## WORK TO COMPLETE
Set down each line of the data below exactly as it stands, dropping the pictures.

## RECORDS SHOWN
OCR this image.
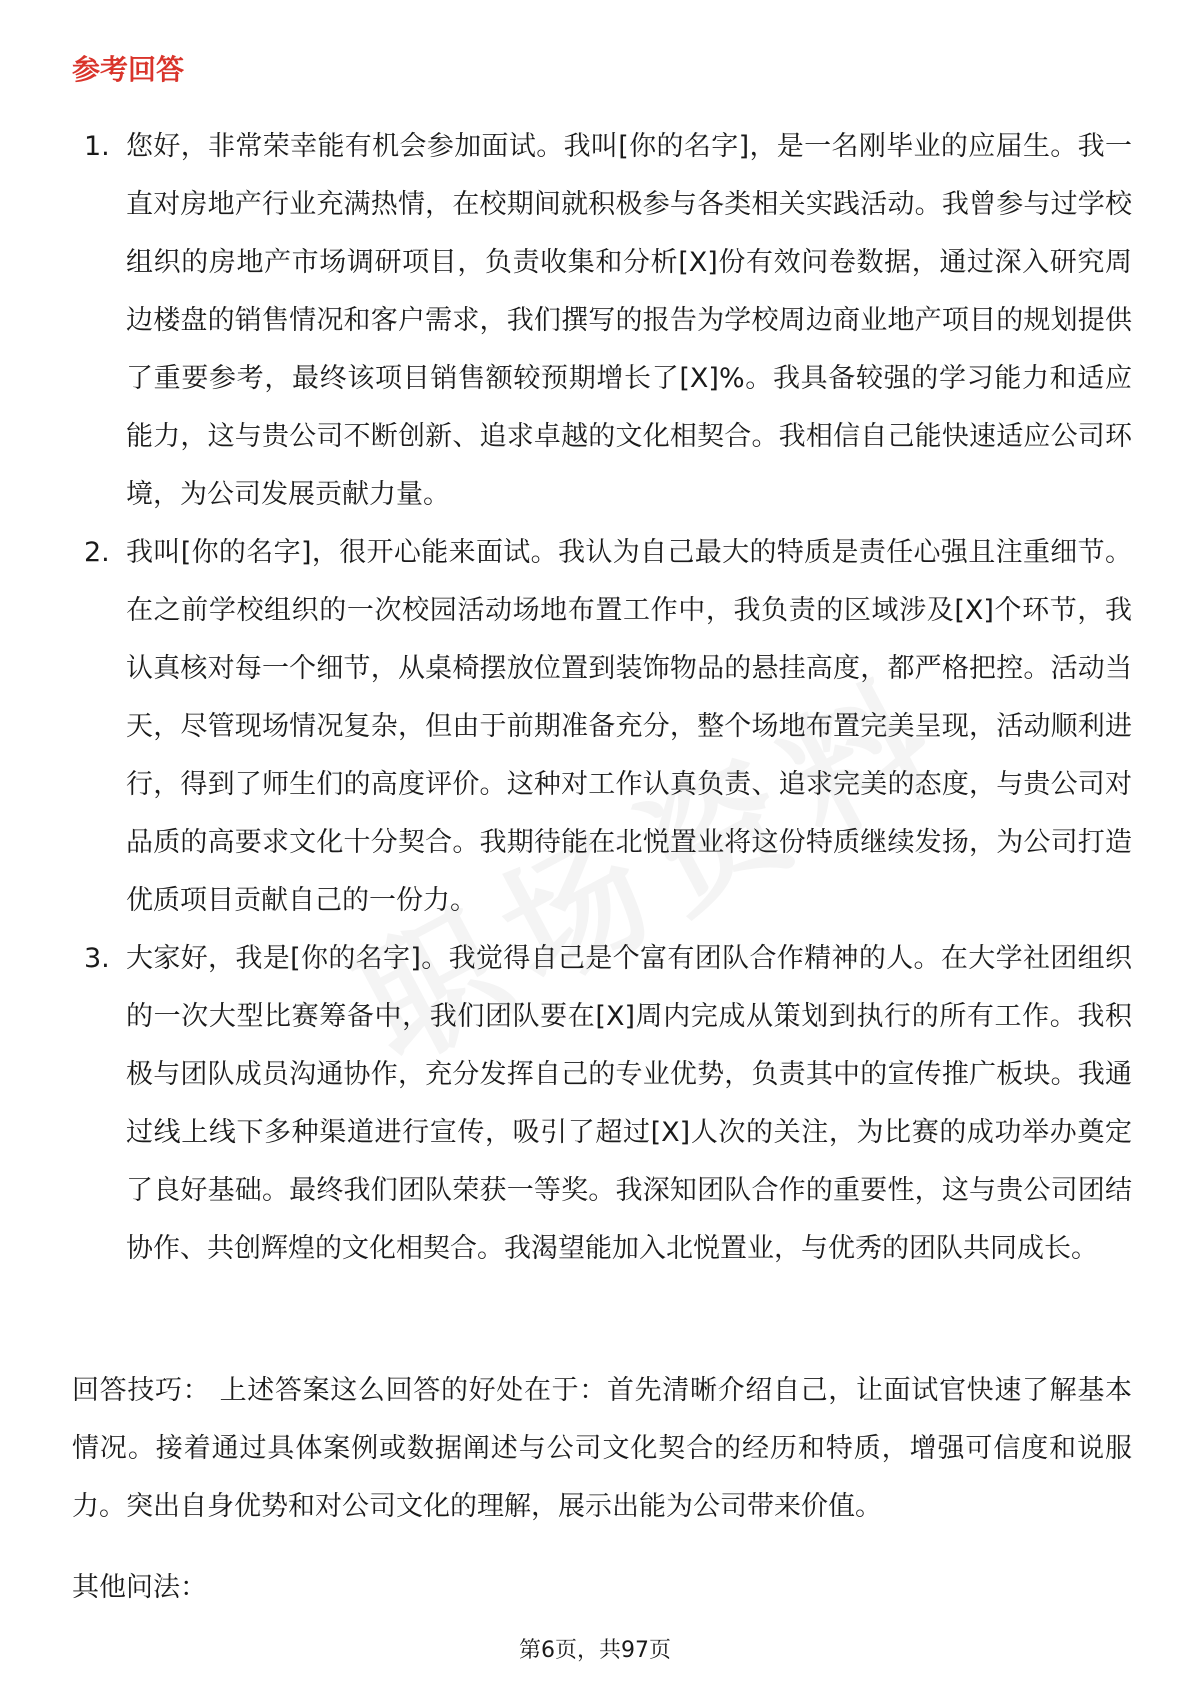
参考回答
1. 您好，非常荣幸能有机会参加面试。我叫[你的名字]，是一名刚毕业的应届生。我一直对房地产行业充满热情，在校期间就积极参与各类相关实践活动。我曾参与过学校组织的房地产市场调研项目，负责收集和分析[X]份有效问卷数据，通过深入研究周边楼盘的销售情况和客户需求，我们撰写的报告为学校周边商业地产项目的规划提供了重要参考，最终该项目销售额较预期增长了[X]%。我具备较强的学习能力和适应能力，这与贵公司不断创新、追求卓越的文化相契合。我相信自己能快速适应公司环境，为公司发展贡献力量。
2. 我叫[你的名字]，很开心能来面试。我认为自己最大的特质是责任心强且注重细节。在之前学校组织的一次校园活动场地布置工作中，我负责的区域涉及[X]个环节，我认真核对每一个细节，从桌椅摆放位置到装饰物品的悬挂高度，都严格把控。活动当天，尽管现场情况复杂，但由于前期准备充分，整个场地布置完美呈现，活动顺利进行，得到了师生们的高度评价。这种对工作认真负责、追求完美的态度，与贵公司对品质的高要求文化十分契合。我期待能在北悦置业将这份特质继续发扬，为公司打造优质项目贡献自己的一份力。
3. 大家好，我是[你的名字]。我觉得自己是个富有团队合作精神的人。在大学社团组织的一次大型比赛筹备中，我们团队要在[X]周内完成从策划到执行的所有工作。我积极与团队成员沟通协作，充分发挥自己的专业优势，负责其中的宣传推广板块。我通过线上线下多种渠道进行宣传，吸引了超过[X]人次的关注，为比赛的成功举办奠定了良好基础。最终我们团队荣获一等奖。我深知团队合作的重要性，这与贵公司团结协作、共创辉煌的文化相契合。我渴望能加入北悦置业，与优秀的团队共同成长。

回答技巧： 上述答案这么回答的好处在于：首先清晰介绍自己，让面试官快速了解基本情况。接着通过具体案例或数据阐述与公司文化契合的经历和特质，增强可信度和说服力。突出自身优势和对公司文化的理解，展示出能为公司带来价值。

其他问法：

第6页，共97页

## REPLY TO THE TASK
OCR this image.
参考回答
1. 您好，非常荣幸能有机会参加面试。我叫[你的名字]，是一名刚毕业的应届生。我一直对房地产行业充满热情，在校期间就积极参与各类相关实践活动。我曾参与过学校组织的房地产市场调研项目，负责收集和分析[X]份有效问卷数据，通过深入研究周边楼盘的销售情况和客户需求，我们撰写的报告为学校周边商业地产项目的规划提供了重要参考，最终该项目销售额较预期增长了[X]%。我具备较强的学习能力和适应能力，这与贵公司不断创新、追求卓越的文化相契合。我相信自己能快速适应公司环境，为公司发展贡献力量。
2. 我叫[你的名字]，很开心能来面试。我认为自己最大的特质是责任心强且注重细节。在之前学校组织的一次校园活动场地布置工作中，我负责的区域涉及[X]个环节，我认真核对每一个细节，从桌椅摆放位置到装饰物品的悬挂高度，都严格把控。活动当天，尽管现场情况复杂，但由于前期准备充分，整个场地布置完美呈现，活动顺利进行，得到了师生们的高度评价。这种对工作认真负责、追求完美的态度，与贵公司对品质的高要求文化十分契合。我期待能在北悦置业将这份特质继续发扬，为公司打造优质项目贡献自己的一份力。
3. 大家好，我是[你的名字]。我觉得自己是个富有团队合作精神的人。在大学社团组织的一次大型比赛筹备中，我们团队要在[X]周内完成从策划到执行的所有工作。我积极与团队成员沟通协作，充分发挥自己的专业优势，负责其中的宣传推广板块。我通过线上线下多种渠道进行宣传，吸引了超过[X]人次的关注，为比赛的成功举办奠定了良好基础。最终我们团队荣获一等奖。我深知团队合作的重要性，这与贵公司团结协作、共创辉煌的文化相契合。我渴望能加入北悦置业，与优秀的团队共同成长。

回答技巧： 上述答案这么回答的好处在于：首先清晰介绍自己，让面试官快速了解基本情况。接着通过具体案例或数据阐述与公司文化契合的经历和特质，增强可信度和说服力。突出自身优势和对公司文化的理解，展示出能为公司带来价值。

其他问法：

第6页，共97页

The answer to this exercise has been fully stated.